## Stored data
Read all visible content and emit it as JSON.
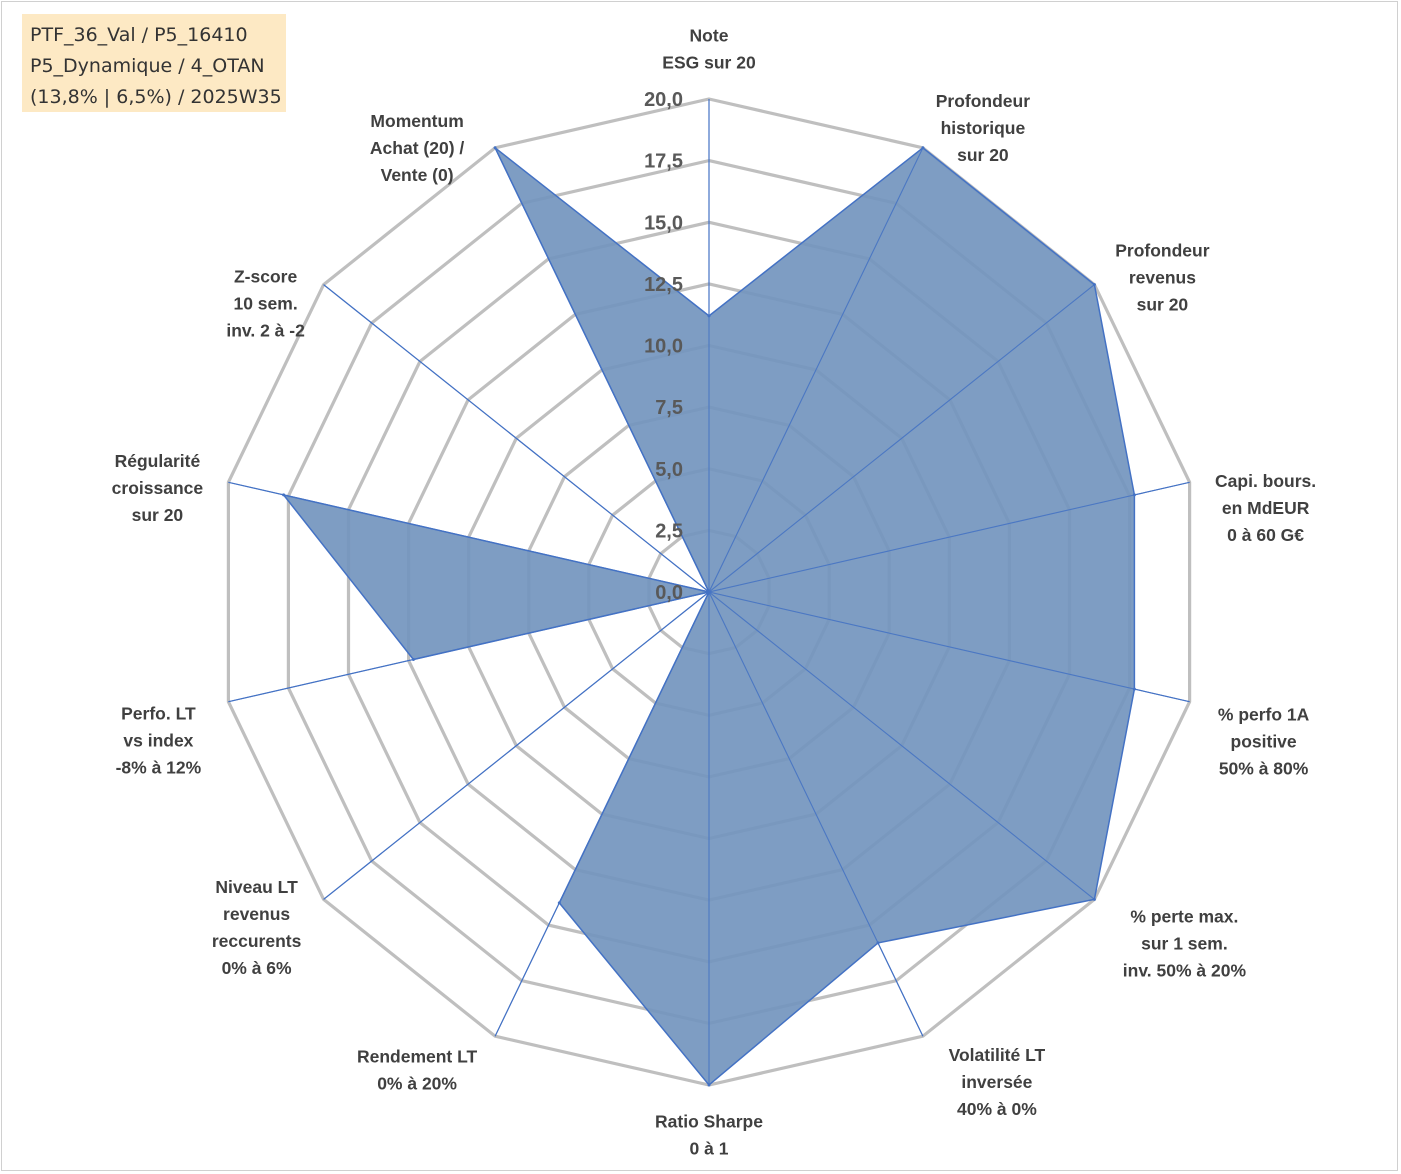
{
  "info_box": {
    "line1": "PTF_36_Val / P5_16410",
    "line2": "P5_Dynamique / 4_OTAN",
    "line3": "(13,8% | 6,5%) / 2025W35"
  },
  "chart_data": {
    "type": "radar",
    "rlim": [
      0,
      20
    ],
    "tick_values": [
      0,
      2.5,
      5,
      7.5,
      10,
      12.5,
      15,
      17.5,
      20
    ],
    "tick_labels": [
      "0,0",
      "2,5",
      "5,0",
      "7,5",
      "10,0",
      "12,5",
      "15,0",
      "17,5",
      "20,0"
    ],
    "axes": [
      [
        "Note",
        "ESG sur 20"
      ],
      [
        "Profondeur",
        "historique",
        "sur 20"
      ],
      [
        "Profondeur",
        "revenus",
        "sur 20"
      ],
      [
        "Capi. bours.",
        "en MdEUR",
        "0 à 60 G€"
      ],
      [
        "% perfo 1A",
        "positive",
        "50% à 80%"
      ],
      [
        "% perte max.",
        "sur 1 sem.",
        "inv. 50% à 20%"
      ],
      [
        "Volatilité LT",
        "inversée",
        "40% à 0%"
      ],
      [
        "Ratio Sharpe",
        "0 à 1"
      ],
      [
        "Rendement LT",
        "0% à 20%"
      ],
      [
        "Niveau LT",
        "revenus",
        "reccurents",
        "0% à 6%"
      ],
      [
        "Perfo. LT",
        "vs index",
        "-8% à 12%"
      ],
      [
        "Régularité",
        "croissance",
        "sur 20"
      ],
      [
        "Z-score",
        "10 sem.",
        "inv. 2 à -2"
      ],
      [
        "Momentum",
        "Achat (20) /",
        "Vente (0)"
      ]
    ],
    "series": [
      {
        "values": [
          11.2,
          20,
          20,
          17.7,
          17.7,
          20,
          15.8,
          20,
          14.0,
          0,
          12.3,
          17.7,
          0,
          20
        ],
        "fill": "#7395be",
        "stroke": "#4472c4"
      }
    ],
    "grid": true,
    "grid_color": "#bfbfbf",
    "axis_line_color": "#4472c4"
  }
}
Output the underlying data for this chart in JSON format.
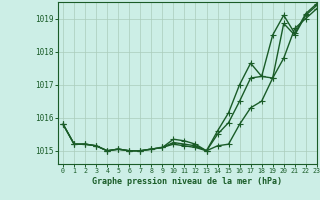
{
  "title": "Graphe pression niveau de la mer (hPa)",
  "background_color": "#cceee6",
  "grid_color": "#aaccbb",
  "line_color": "#1a5c28",
  "xlim": [
    -0.5,
    23
  ],
  "ylim": [
    1014.6,
    1019.5
  ],
  "yticks": [
    1015,
    1016,
    1017,
    1018,
    1019
  ],
  "xticks": [
    0,
    1,
    2,
    3,
    4,
    5,
    6,
    7,
    8,
    9,
    10,
    11,
    12,
    13,
    14,
    15,
    16,
    17,
    18,
    19,
    20,
    21,
    22,
    23
  ],
  "series1": [
    1015.8,
    1015.2,
    1015.2,
    1015.15,
    1015.0,
    1015.05,
    1015.0,
    1015.0,
    1015.05,
    1015.1,
    1015.2,
    1015.15,
    1015.1,
    1015.0,
    1015.15,
    1015.2,
    1015.8,
    1016.3,
    1016.5,
    1017.2,
    1017.8,
    1018.7,
    1019.0,
    1019.3
  ],
  "series2": [
    1015.8,
    1015.2,
    1015.2,
    1015.15,
    1015.0,
    1015.05,
    1015.0,
    1015.0,
    1015.05,
    1015.1,
    1015.25,
    1015.2,
    1015.15,
    1015.0,
    1015.5,
    1015.85,
    1016.5,
    1017.2,
    1017.25,
    1017.2,
    1018.85,
    1018.5,
    1019.1,
    1019.4
  ],
  "series3": [
    1015.8,
    1015.2,
    1015.2,
    1015.15,
    1015.0,
    1015.05,
    1015.0,
    1015.0,
    1015.05,
    1015.1,
    1015.35,
    1015.3,
    1015.2,
    1015.0,
    1015.6,
    1016.15,
    1017.0,
    1017.65,
    1017.25,
    1018.5,
    1019.1,
    1018.55,
    1019.15,
    1019.45
  ],
  "marker_size": 2.5,
  "line_width": 1.0
}
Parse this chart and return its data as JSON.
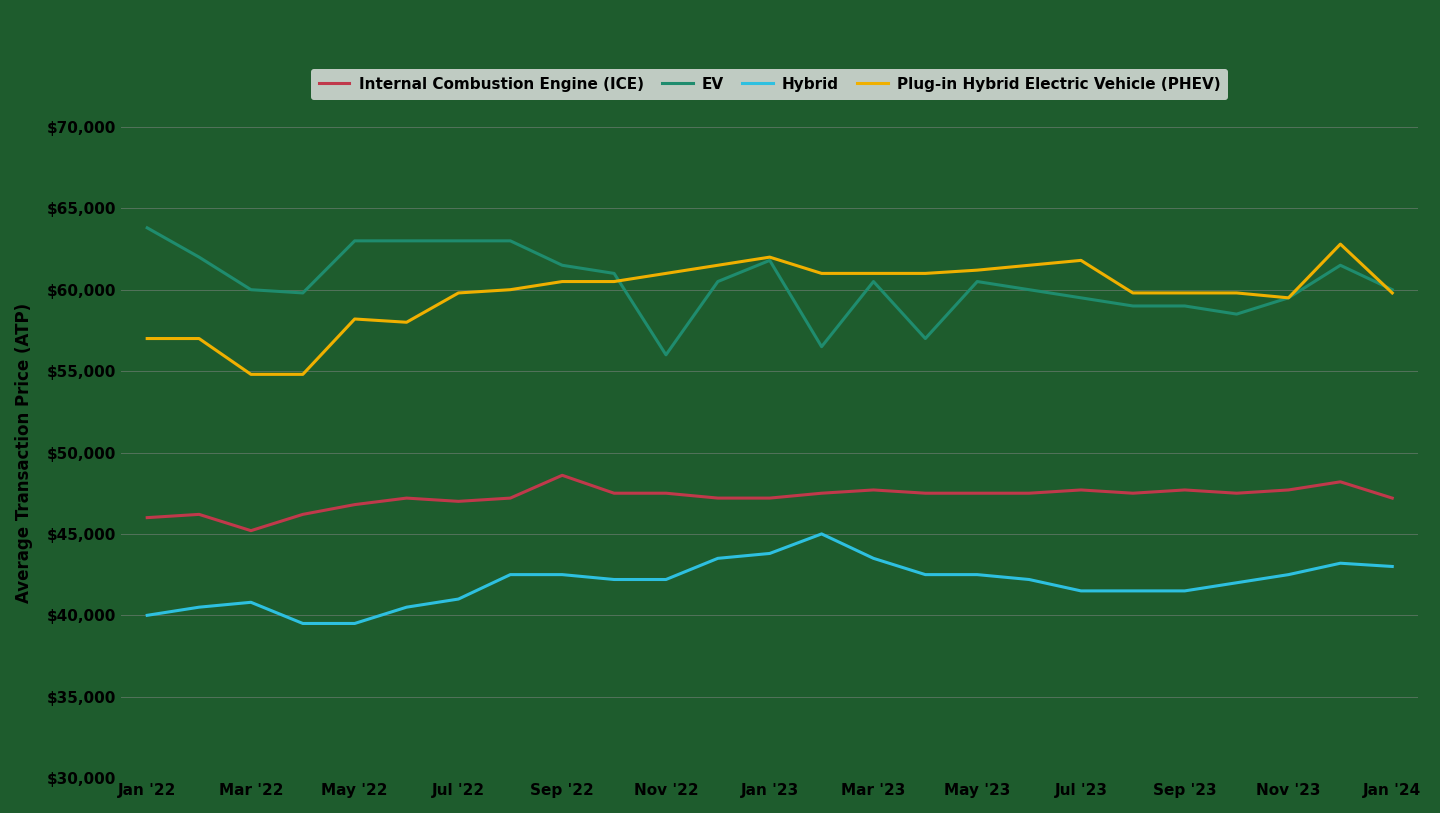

## Work to do
Without the pictures, restate each entry exactly.

## Written response
Read all visible content and emit it as JSON.
{
  "info_box": {
    "line1": "PTF_36_Val / P5_16410",
    "line2": "P5_Dynamique / 4_OTAN",
    "line3": "(13,8% | 6,5%) / 2025W35"
  },
  "chart_data": {
    "type": "radar",
    "rlim": [
      0,
      20
    ],
    "tick_values": [
      0,
      2.5,
      5,
      7.5,
      10,
      12.5,
      15,
      17.5,
      20
    ],
    "tick_labels": [
      "0,0",
      "2,5",
      "5,0",
      "7,5",
      "10,0",
      "12,5",
      "15,0",
      "17,5",
      "20,0"
    ],
    "axes": [
      [
        "Note",
        "ESG sur 20"
      ],
      [
        "Profondeur",
        "historique",
        "sur 20"
      ],
      [
        "Profondeur",
        "revenus",
        "sur 20"
      ],
      [
        "Capi. bours.",
        "en MdEUR",
        "0 à 60 G€"
      ],
      [
        "% perfo 1A",
        "positive",
        "50% à 80%"
      ],
      [
        "% perte max.",
        "sur 1 sem.",
        "inv. 50% à 20%"
      ],
      [
        "Volatilité LT",
        "inversée",
        "40% à 0%"
      ],
      [
        "Ratio Sharpe",
        "0 à 1"
      ],
      [
        "Rendement LT",
        "0% à 20%"
      ],
      [
        "Niveau LT",
        "revenus",
        "reccurents",
        "0% à 6%"
      ],
      [
        "Perfo. LT",
        "vs index",
        "-8% à 12%"
      ],
      [
        "Régularité",
        "croissance",
        "sur 20"
      ],
      [
        "Z-score",
        "10 sem.",
        "inv. 2 à -2"
      ],
      [
        "Momentum",
        "Achat (20) /",
        "Vente (0)"
      ]
    ],
    "series": [
      {
        "values": [
          11.2,
          20,
          20,
          17.7,
          17.7,
          20,
          15.8,
          20,
          14.0,
          0,
          12.3,
          17.7,
          0,
          20
        ],
        "fill": "#7395be",
        "stroke": "#4472c4"
      }
    ],
    "grid": true,
    "grid_color": "#bfbfbf",
    "axis_line_color": "#4472c4"
  }
}
Output the underlying data for this chart in JSON format.
{
  "title": "Graphe pression niveau de la mer (hPa)",
  "background_color": "#cceee6",
  "grid_color": "#aaccbb",
  "line_color": "#1a5c28",
  "xlim": [
    -0.5,
    23
  ],
  "ylim": [
    1014.6,
    1019.5
  ],
  "yticks": [
    1015,
    1016,
    1017,
    1018,
    1019
  ],
  "xticks": [
    0,
    1,
    2,
    3,
    4,
    5,
    6,
    7,
    8,
    9,
    10,
    11,
    12,
    13,
    14,
    15,
    16,
    17,
    18,
    19,
    20,
    21,
    22,
    23
  ],
  "series1": [
    1015.8,
    1015.2,
    1015.2,
    1015.15,
    1015.0,
    1015.05,
    1015.0,
    1015.0,
    1015.05,
    1015.1,
    1015.2,
    1015.15,
    1015.1,
    1015.0,
    1015.15,
    1015.2,
    1015.8,
    1016.3,
    1016.5,
    1017.2,
    1017.8,
    1018.7,
    1019.0,
    1019.3
  ],
  "series2": [
    1015.8,
    1015.2,
    1015.2,
    1015.15,
    1015.0,
    1015.05,
    1015.0,
    1015.0,
    1015.05,
    1015.1,
    1015.25,
    1015.2,
    1015.15,
    1015.0,
    1015.5,
    1015.85,
    1016.5,
    1017.2,
    1017.25,
    1017.2,
    1018.85,
    1018.5,
    1019.1,
    1019.4
  ],
  "series3": [
    1015.8,
    1015.2,
    1015.2,
    1015.15,
    1015.0,
    1015.05,
    1015.0,
    1015.0,
    1015.05,
    1015.1,
    1015.35,
    1015.3,
    1015.2,
    1015.0,
    1015.6,
    1016.15,
    1017.0,
    1017.65,
    1017.25,
    1018.5,
    1019.1,
    1018.55,
    1019.15,
    1019.45
  ],
  "marker_size": 2.5,
  "line_width": 1.0
}
Parse this chart and return its data as JSON.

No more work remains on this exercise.